> WHAT TO PRODUCE: Work out how many lines in the listing below include the word "Global". Give nothing but the number.
--------------------------------------------------
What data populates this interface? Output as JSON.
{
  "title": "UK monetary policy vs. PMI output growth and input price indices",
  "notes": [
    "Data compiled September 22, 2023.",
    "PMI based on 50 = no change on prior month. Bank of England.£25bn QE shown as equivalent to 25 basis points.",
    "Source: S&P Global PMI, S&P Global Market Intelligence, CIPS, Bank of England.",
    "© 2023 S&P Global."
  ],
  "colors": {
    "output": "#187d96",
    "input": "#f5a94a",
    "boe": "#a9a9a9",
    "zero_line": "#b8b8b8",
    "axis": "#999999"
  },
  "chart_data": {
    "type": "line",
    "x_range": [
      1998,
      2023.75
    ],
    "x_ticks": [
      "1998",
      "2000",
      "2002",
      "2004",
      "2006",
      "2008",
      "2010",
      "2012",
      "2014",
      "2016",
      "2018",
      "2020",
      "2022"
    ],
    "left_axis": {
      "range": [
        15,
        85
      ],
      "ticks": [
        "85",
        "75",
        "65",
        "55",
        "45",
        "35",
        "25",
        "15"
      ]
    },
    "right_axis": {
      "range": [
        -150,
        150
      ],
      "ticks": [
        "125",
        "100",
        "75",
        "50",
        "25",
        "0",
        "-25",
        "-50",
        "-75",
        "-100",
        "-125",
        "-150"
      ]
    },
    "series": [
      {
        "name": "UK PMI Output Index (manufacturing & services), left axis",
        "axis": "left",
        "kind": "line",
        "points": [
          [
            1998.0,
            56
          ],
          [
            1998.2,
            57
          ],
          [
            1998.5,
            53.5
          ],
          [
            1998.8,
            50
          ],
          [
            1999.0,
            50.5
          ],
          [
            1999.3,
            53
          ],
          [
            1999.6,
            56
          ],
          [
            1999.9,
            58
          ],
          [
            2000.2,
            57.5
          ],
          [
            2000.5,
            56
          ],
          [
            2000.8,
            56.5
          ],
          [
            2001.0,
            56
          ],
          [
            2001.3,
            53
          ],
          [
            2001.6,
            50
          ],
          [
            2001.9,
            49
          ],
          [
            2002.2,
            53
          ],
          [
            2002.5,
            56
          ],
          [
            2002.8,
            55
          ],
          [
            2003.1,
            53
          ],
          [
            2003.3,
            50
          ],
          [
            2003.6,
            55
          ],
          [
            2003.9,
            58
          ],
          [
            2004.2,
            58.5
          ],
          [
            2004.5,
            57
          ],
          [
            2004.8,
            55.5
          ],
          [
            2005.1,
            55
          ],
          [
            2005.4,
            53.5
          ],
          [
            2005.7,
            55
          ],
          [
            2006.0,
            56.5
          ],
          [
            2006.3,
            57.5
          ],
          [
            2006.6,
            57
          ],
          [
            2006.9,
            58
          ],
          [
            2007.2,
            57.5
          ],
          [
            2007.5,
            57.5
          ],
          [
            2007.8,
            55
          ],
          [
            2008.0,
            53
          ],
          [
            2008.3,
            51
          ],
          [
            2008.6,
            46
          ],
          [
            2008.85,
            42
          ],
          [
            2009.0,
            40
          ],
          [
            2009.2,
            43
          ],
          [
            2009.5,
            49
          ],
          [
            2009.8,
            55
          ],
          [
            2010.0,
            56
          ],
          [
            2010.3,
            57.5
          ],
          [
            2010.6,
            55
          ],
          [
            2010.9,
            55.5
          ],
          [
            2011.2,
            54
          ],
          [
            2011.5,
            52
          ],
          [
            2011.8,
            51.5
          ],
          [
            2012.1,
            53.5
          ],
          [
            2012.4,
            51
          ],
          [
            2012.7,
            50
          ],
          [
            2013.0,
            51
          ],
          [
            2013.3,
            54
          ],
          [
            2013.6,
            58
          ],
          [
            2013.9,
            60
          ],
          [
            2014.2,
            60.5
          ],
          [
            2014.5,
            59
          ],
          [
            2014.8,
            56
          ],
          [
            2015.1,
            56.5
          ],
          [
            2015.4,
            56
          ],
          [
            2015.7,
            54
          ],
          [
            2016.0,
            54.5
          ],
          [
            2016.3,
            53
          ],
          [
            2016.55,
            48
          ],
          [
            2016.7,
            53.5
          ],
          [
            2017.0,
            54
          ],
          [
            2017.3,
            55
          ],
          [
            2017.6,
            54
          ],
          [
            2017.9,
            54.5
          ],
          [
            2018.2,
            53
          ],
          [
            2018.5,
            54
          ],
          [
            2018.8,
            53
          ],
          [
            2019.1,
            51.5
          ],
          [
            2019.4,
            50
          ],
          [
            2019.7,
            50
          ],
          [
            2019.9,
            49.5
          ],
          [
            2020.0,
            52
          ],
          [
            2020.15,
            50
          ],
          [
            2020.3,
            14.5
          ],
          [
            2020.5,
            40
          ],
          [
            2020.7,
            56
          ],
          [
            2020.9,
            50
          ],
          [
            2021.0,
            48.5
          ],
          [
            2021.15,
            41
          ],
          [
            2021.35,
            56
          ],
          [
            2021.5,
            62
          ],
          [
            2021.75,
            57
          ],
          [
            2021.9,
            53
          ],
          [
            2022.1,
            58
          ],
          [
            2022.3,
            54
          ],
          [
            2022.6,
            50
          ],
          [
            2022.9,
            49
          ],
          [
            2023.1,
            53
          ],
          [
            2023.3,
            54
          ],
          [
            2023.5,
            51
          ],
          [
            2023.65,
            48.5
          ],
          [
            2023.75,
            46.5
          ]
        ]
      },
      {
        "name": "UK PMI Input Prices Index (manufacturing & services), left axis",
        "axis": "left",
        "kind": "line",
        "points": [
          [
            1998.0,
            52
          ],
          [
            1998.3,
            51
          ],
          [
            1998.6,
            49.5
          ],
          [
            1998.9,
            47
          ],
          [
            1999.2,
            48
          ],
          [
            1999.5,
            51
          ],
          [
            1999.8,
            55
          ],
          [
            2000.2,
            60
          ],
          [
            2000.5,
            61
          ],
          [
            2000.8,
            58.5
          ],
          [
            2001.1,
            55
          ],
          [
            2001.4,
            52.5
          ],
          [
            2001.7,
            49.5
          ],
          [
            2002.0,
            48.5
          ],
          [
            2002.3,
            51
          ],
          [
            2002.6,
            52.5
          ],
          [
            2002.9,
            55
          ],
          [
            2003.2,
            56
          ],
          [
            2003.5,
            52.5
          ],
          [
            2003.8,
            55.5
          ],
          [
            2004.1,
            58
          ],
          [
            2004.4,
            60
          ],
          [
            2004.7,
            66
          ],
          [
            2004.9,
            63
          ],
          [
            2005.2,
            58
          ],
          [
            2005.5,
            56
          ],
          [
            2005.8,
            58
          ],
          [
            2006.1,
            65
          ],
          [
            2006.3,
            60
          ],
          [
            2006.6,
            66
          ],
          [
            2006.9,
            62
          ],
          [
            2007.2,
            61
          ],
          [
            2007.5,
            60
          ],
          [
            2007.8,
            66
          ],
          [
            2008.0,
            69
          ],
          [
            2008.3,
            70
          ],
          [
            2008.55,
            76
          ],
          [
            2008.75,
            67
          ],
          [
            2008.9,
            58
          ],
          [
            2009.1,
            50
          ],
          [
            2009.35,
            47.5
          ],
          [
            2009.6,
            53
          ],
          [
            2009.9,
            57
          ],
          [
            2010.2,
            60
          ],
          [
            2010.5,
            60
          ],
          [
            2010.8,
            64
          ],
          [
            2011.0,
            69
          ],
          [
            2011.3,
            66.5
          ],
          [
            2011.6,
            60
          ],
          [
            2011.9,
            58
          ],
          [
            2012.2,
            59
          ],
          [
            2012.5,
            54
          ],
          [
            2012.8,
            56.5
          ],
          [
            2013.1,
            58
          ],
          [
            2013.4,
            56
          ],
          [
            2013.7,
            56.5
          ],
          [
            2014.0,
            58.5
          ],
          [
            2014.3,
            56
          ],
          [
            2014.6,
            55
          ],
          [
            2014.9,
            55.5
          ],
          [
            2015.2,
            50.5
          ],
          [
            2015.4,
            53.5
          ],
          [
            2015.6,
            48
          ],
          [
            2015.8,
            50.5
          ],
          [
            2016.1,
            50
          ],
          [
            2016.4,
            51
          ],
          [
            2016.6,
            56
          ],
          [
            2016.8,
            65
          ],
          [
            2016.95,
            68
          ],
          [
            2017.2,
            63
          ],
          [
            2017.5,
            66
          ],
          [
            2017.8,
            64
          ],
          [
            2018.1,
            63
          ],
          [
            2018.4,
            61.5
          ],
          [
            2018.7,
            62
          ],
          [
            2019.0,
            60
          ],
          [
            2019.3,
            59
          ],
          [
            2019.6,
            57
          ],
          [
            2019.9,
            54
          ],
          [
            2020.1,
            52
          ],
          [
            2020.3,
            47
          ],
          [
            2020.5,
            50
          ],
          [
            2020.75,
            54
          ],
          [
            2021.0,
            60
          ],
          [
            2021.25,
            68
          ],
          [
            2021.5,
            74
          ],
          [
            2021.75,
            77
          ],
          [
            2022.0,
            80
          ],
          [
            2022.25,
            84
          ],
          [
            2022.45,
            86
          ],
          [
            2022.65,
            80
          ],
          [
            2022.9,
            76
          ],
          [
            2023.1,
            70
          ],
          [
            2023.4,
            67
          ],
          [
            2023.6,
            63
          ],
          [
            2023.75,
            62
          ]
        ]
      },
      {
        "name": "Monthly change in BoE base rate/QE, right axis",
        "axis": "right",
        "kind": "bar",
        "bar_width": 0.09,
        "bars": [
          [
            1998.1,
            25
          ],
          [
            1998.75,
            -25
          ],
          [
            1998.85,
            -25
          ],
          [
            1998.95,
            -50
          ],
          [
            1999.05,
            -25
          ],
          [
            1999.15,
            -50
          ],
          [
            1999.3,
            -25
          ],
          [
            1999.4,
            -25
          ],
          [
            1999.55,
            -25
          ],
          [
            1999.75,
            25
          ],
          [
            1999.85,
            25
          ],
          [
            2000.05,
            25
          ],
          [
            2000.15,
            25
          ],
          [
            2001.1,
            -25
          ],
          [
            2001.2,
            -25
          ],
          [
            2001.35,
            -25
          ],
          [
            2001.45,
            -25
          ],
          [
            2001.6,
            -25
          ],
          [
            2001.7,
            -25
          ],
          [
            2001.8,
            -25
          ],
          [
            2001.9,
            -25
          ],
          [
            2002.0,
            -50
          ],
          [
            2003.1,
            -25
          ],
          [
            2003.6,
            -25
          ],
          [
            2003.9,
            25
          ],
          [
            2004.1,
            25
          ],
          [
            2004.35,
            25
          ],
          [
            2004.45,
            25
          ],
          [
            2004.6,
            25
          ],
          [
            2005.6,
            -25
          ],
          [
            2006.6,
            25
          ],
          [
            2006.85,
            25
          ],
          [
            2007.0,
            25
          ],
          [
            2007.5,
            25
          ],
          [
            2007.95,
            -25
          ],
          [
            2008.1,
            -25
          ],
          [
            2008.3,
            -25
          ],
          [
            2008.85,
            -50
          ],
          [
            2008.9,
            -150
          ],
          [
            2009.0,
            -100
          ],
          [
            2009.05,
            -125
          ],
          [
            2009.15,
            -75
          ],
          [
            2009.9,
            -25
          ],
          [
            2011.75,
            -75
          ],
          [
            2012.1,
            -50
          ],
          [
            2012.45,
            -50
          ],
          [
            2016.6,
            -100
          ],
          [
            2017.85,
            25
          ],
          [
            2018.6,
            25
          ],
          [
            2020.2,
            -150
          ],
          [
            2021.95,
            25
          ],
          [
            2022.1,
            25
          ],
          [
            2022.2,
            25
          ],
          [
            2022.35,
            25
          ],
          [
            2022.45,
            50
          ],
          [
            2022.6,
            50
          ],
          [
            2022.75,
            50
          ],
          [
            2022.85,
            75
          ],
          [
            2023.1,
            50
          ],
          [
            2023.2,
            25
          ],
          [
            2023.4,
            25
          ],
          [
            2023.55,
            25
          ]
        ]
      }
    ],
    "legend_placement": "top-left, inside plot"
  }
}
--------------------------------------------------
> ANSWER TO THIS EXERCISE: 2